=== Work to be completed ===
Scan the following material for the string "unit" and copy each line in which it appears.

····················

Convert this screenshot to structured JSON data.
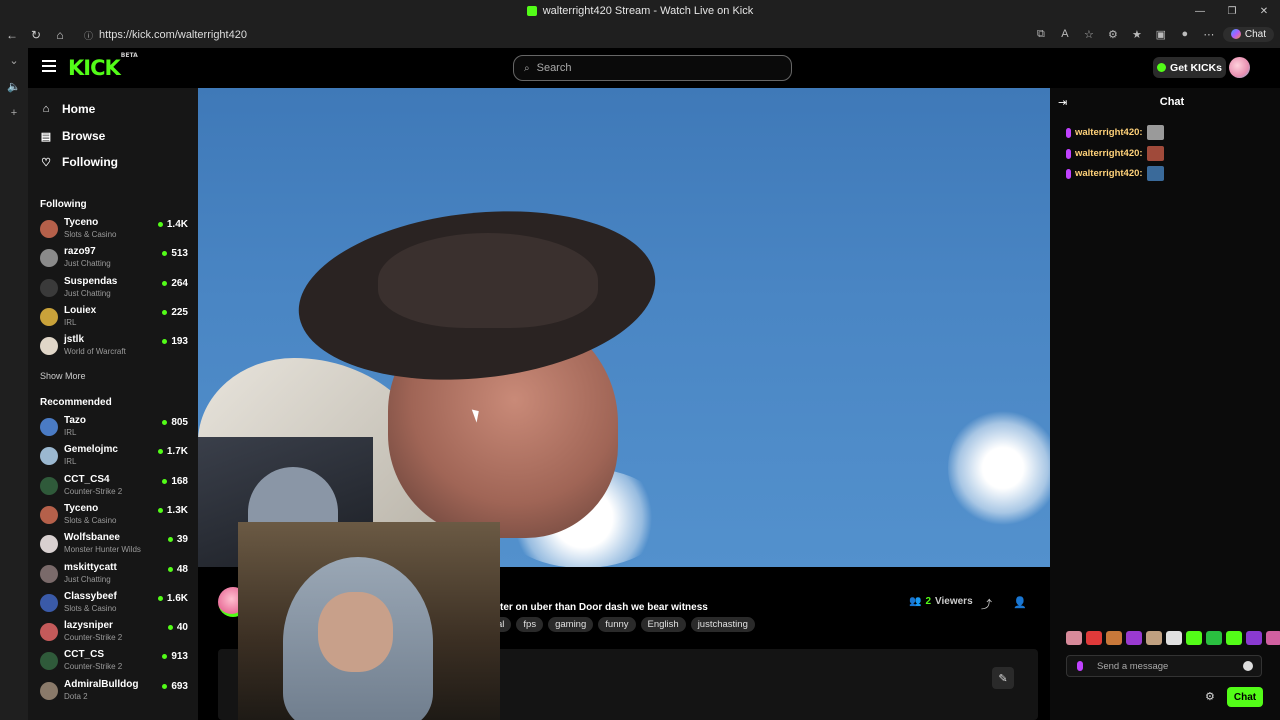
{
  "browser": {
    "window_title": "walterright420 Stream - Watch Live on Kick",
    "url": "https://kick.com/walterright420",
    "copilot_label": "Chat"
  },
  "header": {
    "logo": "KICK",
    "logo_badge": "BETA",
    "search_placeholder": "Search",
    "get_kicks_label": "Get KICKs"
  },
  "sidebar": {
    "nav": [
      {
        "label": "Home",
        "icon": "home-icon"
      },
      {
        "label": "Browse",
        "icon": "browse-icon"
      },
      {
        "label": "Following",
        "icon": "heart-icon"
      }
    ],
    "following_title": "Following",
    "following": [
      {
        "name": "Tyceno",
        "category": "Slots & Casino",
        "viewers": "1.4K",
        "color": "#b5604a"
      },
      {
        "name": "razo97",
        "category": "Just Chatting",
        "viewers": "513",
        "color": "#8a8a8a"
      },
      {
        "name": "Suspendas",
        "category": "Just Chatting",
        "viewers": "264",
        "color": "#3a3a3a"
      },
      {
        "name": "Louiex",
        "category": "IRL",
        "viewers": "225",
        "color": "#c9a23a"
      },
      {
        "name": "jstlk",
        "category": "World of Warcraft",
        "viewers": "193",
        "color": "#e0d6c8"
      }
    ],
    "show_more": "Show More",
    "recommended_title": "Recommended",
    "recommended": [
      {
        "name": "Tazo",
        "category": "IRL",
        "viewers": "805",
        "color": "#4a7bc4"
      },
      {
        "name": "Gemelojmc",
        "category": "IRL",
        "viewers": "1.7K",
        "color": "#9bb8d0"
      },
      {
        "name": "CCT_CS4",
        "category": "Counter-Strike 2",
        "viewers": "168",
        "color": "#2f5a3a"
      },
      {
        "name": "Tyceno",
        "category": "Slots & Casino",
        "viewers": "1.3K",
        "color": "#b5604a"
      },
      {
        "name": "Wolfsbanee",
        "category": "Monster Hunter Wilds",
        "viewers": "39",
        "color": "#d8d0d0"
      },
      {
        "name": "mskittycatt",
        "category": "Just Chatting",
        "viewers": "48",
        "color": "#7a6a6a"
      },
      {
        "name": "Classybeef",
        "category": "Slots & Casino",
        "viewers": "1.6K",
        "color": "#3a5aa8"
      },
      {
        "name": "lazysniper",
        "category": "Counter-Strike 2",
        "viewers": "40",
        "color": "#c45a5a"
      },
      {
        "name": "CCT_CS",
        "category": "Counter-Strike 2",
        "viewers": "913",
        "color": "#2f5a3a"
      },
      {
        "name": "AdmiralBulldog",
        "category": "Dota 2",
        "viewers": "693",
        "color": "#8a7a6a"
      }
    ]
  },
  "stream": {
    "title_fragment": "ter on uber than Door dash we bear witness",
    "tags": [
      "al",
      "fps",
      "gaming",
      "funny",
      "English",
      "justchasting"
    ],
    "viewers_count": "2",
    "viewers_label": "Viewers"
  },
  "chat": {
    "title": "Chat",
    "messages": [
      {
        "user": "walterright420:",
        "emote_color": "#9a9a9a"
      },
      {
        "user": "walterright420:",
        "emote_color": "#a04a3a"
      },
      {
        "user": "walterright420:",
        "emote_color": "#3a6a9a"
      }
    ],
    "emote_bar_colors": [
      "#d88a9a",
      "#e03a3a",
      "#c8783a",
      "#9a3ad0",
      "#c0a080",
      "#e0e0e0",
      "#53fc18",
      "#2ac040",
      "#53fc18",
      "#8a3ad0",
      "#d060a0"
    ],
    "input_placeholder": "Send a message",
    "send_label": "Chat"
  }
}
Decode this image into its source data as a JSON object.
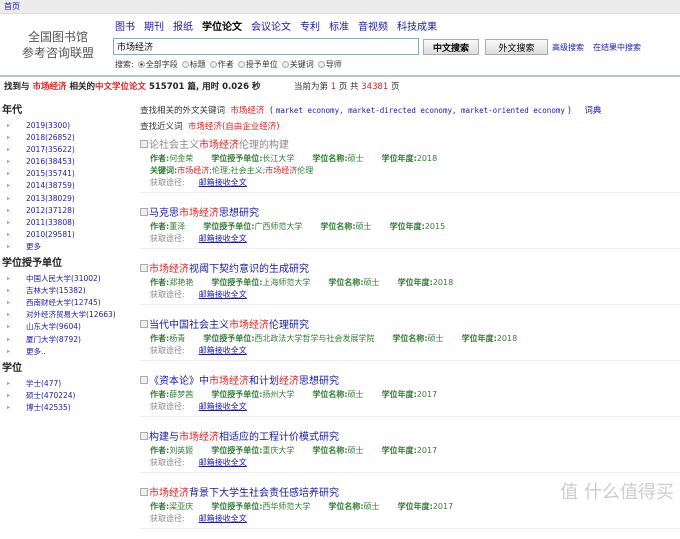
{
  "topbar": {
    "home": "首页"
  },
  "logo": {
    "line1": "全国图书馆",
    "line2": "参考咨询联盟"
  },
  "nav": [
    "图书",
    "期刊",
    "报纸",
    "学位论文",
    "会议论文",
    "专利",
    "标准",
    "音视频",
    "科技成果"
  ],
  "nav_active": 3,
  "search": {
    "value": "市场经济",
    "cn_button": "中文搜索",
    "foreign_button": "外文搜索",
    "advanced": "高级搜索",
    "in_results": "在结果中搜索",
    "label": "搜索:",
    "fields": [
      "全部字段",
      "标题",
      "作者",
      "授予单位",
      "关键词",
      "导师"
    ],
    "selected": 0
  },
  "summary": {
    "prefix": "找到与",
    "term": "市场经济",
    "mid": "相关的",
    "type": "中文学位论文",
    "count": "515701",
    "suffix": "篇, 用时",
    "time": "0.026",
    "sec": "秒",
    "page_prefix": "当前为第",
    "page": "1",
    "page_mid": "页 共",
    "total_pages": "34381",
    "page_suffix": "页"
  },
  "sidebar": [
    {
      "title": "年代",
      "items": [
        "2019(3300)",
        "2018(26852)",
        "2017(35622)",
        "2016(38453)",
        "2015(35741)",
        "2014(38759)",
        "2013(38029)",
        "2012(37128)",
        "2011(33808)",
        "2010(29581)",
        "更多"
      ]
    },
    {
      "title": "学位授予单位",
      "items": [
        "中国人民大学(31002)",
        "吉林大学(15382)",
        "西南财经大学(12745)",
        "对外经济贸易大学(12663)",
        "山东大学(9604)",
        "厦门大学(8792)",
        "更多.."
      ]
    },
    {
      "title": "学位",
      "items": [
        "学士(477)",
        "硕士(470224)",
        "博士(42535)"
      ]
    }
  ],
  "related": {
    "label": "查找相关的外文关键词",
    "term": "市场经济",
    "open": "(",
    "terms": "market economy, market-directed economy, market-oriented economy",
    "close": ")",
    "dict": "词典",
    "syn_label": "查找近义词",
    "syn_term": "市场经济",
    "syn_extra": "(自由企业经济)"
  },
  "labels": {
    "author": "作者:",
    "unit": "学位授予单位:",
    "degree": "学位名称:",
    "year": "学位年度:",
    "keywords": "关键词:",
    "via": "获取途径:",
    "via_link": "邮箱接收全文"
  },
  "results": [
    {
      "title": [
        [
          "论社会主义",
          0
        ],
        [
          "市场经济",
          1
        ],
        [
          "伦理的构建",
          0
        ]
      ],
      "author": "何金荣",
      "unit": "长江大学",
      "degree": "硕士",
      "year": "2018",
      "keywords": [
        [
          "市场经济",
          1
        ],
        [
          ";伦理;社会主义;",
          0
        ],
        [
          "市场经济",
          1
        ],
        [
          "伦理",
          0
        ]
      ],
      "visited": true
    },
    {
      "title": [
        [
          "马克思",
          0
        ],
        [
          "市场经济",
          1
        ],
        [
          "思想研究",
          0
        ]
      ],
      "author": "董泽",
      "unit": "广西师范大学",
      "degree": "硕士",
      "year": "2015"
    },
    {
      "title": [
        [
          "市场经济",
          1
        ],
        [
          "视阈下契约意识的生成研究",
          0
        ]
      ],
      "author": "郑艳艳",
      "unit": "上海师范大学",
      "degree": "硕士",
      "year": "2018"
    },
    {
      "title": [
        [
          "当代中国社会主义",
          0
        ],
        [
          "市场经济",
          1
        ],
        [
          "伦理研究",
          0
        ]
      ],
      "author": "杨青",
      "unit": "西北政法大学哲学与社会发展学院",
      "degree": "硕士",
      "year": "2018"
    },
    {
      "title": [
        [
          "《资本论》中",
          0
        ],
        [
          "市场经济",
          1
        ],
        [
          "和计划",
          0
        ],
        [
          "经济",
          1
        ],
        [
          "思想研究",
          0
        ]
      ],
      "author": "薛梦茜",
      "unit": "扬州大学",
      "degree": "硕士",
      "year": "2017"
    },
    {
      "title": [
        [
          "构建与",
          0
        ],
        [
          "市场经济",
          1
        ],
        [
          "相适应的工程计价模式研究",
          0
        ]
      ],
      "author": "刘英姬",
      "unit": "重庆大学",
      "degree": "硕士",
      "year": "2017"
    },
    {
      "title": [
        [
          "市场经济",
          1
        ],
        [
          "背景下大学生社会责任感培养研究",
          0
        ]
      ],
      "author": "梁亚庆",
      "unit": "西华师范大学",
      "degree": "硕士",
      "year": "2017"
    }
  ],
  "watermark": "值 什么值得买"
}
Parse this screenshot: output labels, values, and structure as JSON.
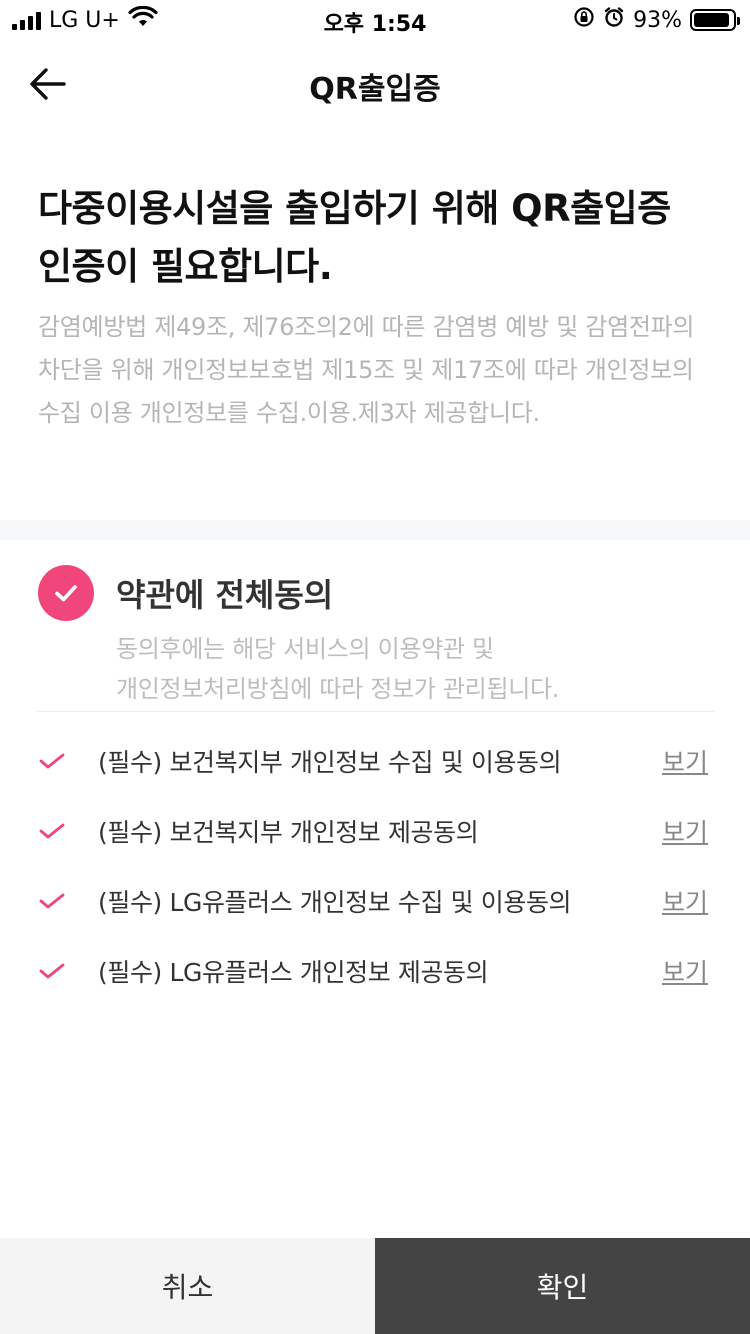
{
  "status_bar": {
    "carrier": "LG U+",
    "time": "오후 1:54",
    "battery": "93%",
    "battery_level": 0.93,
    "icons": [
      "signal-icon",
      "wifi-icon",
      "rotation-lock-icon",
      "alarm-icon",
      "battery-icon"
    ]
  },
  "nav": {
    "title": "QR출입증",
    "back_icon": "back-arrow-icon"
  },
  "intro": {
    "headline_line1": "다중이용시설을 출입하기 위해 QR출입증",
    "headline_line2": "인증이 필요합니다.",
    "description": "감염예방법 제49조, 제76조의2에 따른 감염병 예방 및 감염전파의 차단을 위해 개인정보보호법 제15조 및 제17조에 따라 개인정보의 수집 이용 개인정보를 수집.이용.제3자 제공합니다."
  },
  "all_agree": {
    "label": "약관에 전체동의",
    "sub_line1": "동의후에는 해당 서비스의 이용약관 및",
    "sub_line2": "개인정보처리방침에 따라 정보가 관리됩니다.",
    "checked": true
  },
  "terms": [
    {
      "label": "(필수) 보건복지부 개인정보 수집 및 이용동의",
      "link": "보기",
      "checked": true
    },
    {
      "label": "(필수) 보건복지부 개인정보 제공동의",
      "link": "보기",
      "checked": true
    },
    {
      "label": "(필수) LG유플러스 개인정보 수집 및 이용동의",
      "link": "보기",
      "checked": true
    },
    {
      "label": "(필수) LG유플러스 개인정보 제공동의",
      "link": "보기",
      "checked": true
    }
  ],
  "buttons": {
    "cancel": "취소",
    "confirm": "확인"
  },
  "colors": {
    "accent": "#f0467c",
    "confirm_bg": "#444444",
    "cancel_bg": "#f4f4f4"
  }
}
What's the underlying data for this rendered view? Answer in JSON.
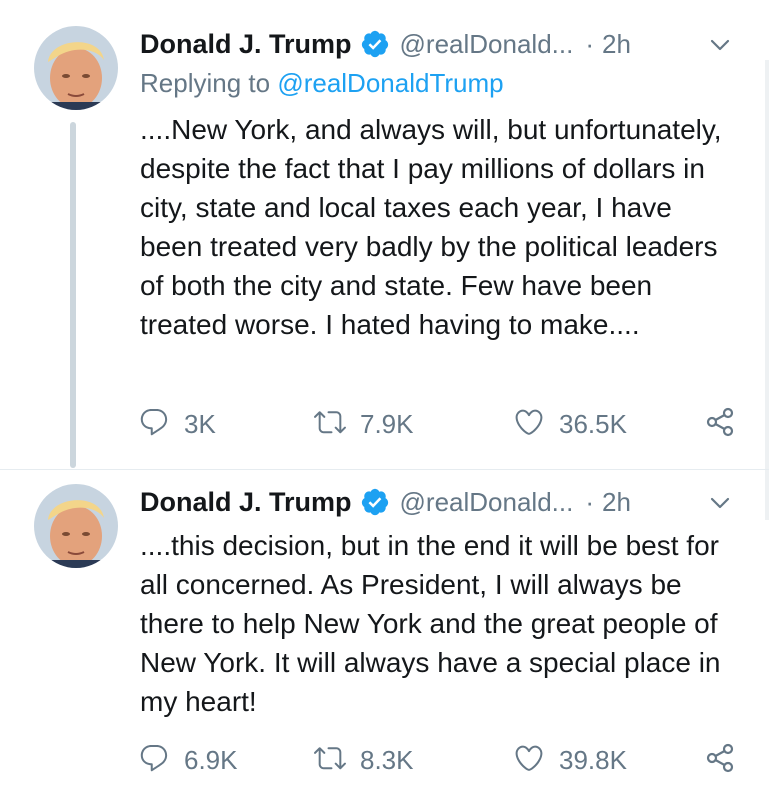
{
  "colors": {
    "text": "#14171a",
    "secondary": "#657786",
    "accent": "#1da1f2",
    "thread_line": "#ccd6dd"
  },
  "tweets": [
    {
      "author_name": "Donald J. Trump",
      "handle": "@realDonald...",
      "separator": "·",
      "time": "2h",
      "reply_prefix": "Replying to",
      "reply_mention": "@realDonaldTrump",
      "text": "....New York, and always will, but unfortunately, despite the fact that I pay millions of dollars in city, state and local taxes each year, I have been treated very badly by the political leaders of both the city and state. Few have been treated worse. I hated having to make....",
      "replies": "3K",
      "retweets": "7.9K",
      "likes": "36.5K",
      "icons": [
        "verified-icon",
        "chevron-down-icon",
        "reply-icon",
        "retweet-icon",
        "like-icon",
        "share-icon"
      ]
    },
    {
      "author_name": "Donald J. Trump",
      "handle": "@realDonald...",
      "separator": "·",
      "time": "2h",
      "text": "....this decision, but in the end it will be best for all concerned. As President, I will always be there to help New York and the great people of New York. It will always have a special place in my heart!",
      "replies": "6.9K",
      "retweets": "8.3K",
      "likes": "39.8K",
      "icons": [
        "verified-icon",
        "chevron-down-icon",
        "reply-icon",
        "retweet-icon",
        "like-icon",
        "share-icon"
      ]
    }
  ]
}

····················

=== Answer for this exercise ===
    "unit": "学位授予单位:",
      "unit": "长江大学",
      "unit": "广西师范大学",
      "unit": "上海师范大学",
      "unit": "西北政法大学哲学与社会发展学院",
      "unit": "扬州大学",
      "unit": "重庆大学",
      "unit": "西华师范大学",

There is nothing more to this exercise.